** begin Extracted data **

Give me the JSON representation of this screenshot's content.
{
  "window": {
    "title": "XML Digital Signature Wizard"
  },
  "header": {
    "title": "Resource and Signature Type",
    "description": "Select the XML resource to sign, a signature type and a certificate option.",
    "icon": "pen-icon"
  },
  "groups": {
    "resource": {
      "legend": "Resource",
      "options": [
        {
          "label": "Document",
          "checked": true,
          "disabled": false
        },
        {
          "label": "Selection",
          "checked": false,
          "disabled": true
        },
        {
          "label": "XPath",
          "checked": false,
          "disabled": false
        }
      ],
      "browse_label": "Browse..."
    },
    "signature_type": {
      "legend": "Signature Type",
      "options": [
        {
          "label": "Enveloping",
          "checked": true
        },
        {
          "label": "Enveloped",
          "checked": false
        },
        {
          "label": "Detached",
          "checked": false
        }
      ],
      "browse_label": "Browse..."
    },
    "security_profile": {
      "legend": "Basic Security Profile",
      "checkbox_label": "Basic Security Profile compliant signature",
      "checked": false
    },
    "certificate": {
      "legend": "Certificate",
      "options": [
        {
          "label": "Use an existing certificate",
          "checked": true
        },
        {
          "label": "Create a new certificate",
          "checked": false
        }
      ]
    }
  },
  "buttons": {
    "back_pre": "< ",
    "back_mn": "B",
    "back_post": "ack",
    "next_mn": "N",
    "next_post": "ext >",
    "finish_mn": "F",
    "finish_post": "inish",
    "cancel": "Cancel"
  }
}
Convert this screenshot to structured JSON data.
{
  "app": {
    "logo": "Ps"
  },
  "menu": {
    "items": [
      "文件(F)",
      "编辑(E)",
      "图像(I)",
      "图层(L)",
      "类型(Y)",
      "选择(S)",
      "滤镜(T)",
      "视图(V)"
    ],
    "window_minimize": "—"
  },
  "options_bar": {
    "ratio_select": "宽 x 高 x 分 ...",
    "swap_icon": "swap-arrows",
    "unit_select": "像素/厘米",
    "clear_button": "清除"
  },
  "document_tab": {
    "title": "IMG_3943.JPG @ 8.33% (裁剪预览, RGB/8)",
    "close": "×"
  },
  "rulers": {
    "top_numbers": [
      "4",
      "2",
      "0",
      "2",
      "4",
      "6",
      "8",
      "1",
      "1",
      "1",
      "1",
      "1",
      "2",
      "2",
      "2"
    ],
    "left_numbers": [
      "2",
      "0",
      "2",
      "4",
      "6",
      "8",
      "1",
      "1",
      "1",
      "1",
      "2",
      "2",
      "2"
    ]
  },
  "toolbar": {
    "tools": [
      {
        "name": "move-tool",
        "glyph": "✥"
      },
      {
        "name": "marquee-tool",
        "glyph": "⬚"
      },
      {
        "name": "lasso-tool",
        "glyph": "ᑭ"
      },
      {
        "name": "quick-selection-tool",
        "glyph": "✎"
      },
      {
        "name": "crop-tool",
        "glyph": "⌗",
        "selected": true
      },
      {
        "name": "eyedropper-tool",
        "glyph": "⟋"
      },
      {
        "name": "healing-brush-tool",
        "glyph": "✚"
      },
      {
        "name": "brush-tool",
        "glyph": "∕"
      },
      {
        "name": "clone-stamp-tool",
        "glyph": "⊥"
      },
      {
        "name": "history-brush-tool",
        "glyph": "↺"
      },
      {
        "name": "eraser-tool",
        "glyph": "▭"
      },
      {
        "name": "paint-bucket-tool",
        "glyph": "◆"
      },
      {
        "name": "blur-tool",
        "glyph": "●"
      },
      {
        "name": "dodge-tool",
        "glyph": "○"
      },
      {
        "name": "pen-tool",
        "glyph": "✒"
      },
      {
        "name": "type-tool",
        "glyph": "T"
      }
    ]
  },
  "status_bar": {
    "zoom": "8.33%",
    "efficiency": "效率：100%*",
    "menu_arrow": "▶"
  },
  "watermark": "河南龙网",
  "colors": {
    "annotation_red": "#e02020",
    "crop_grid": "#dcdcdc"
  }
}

** end Extracted data **

### Task statement
Tally up the lines with the word "legend" in them, and answer with that number by itself.

### Problem solution
4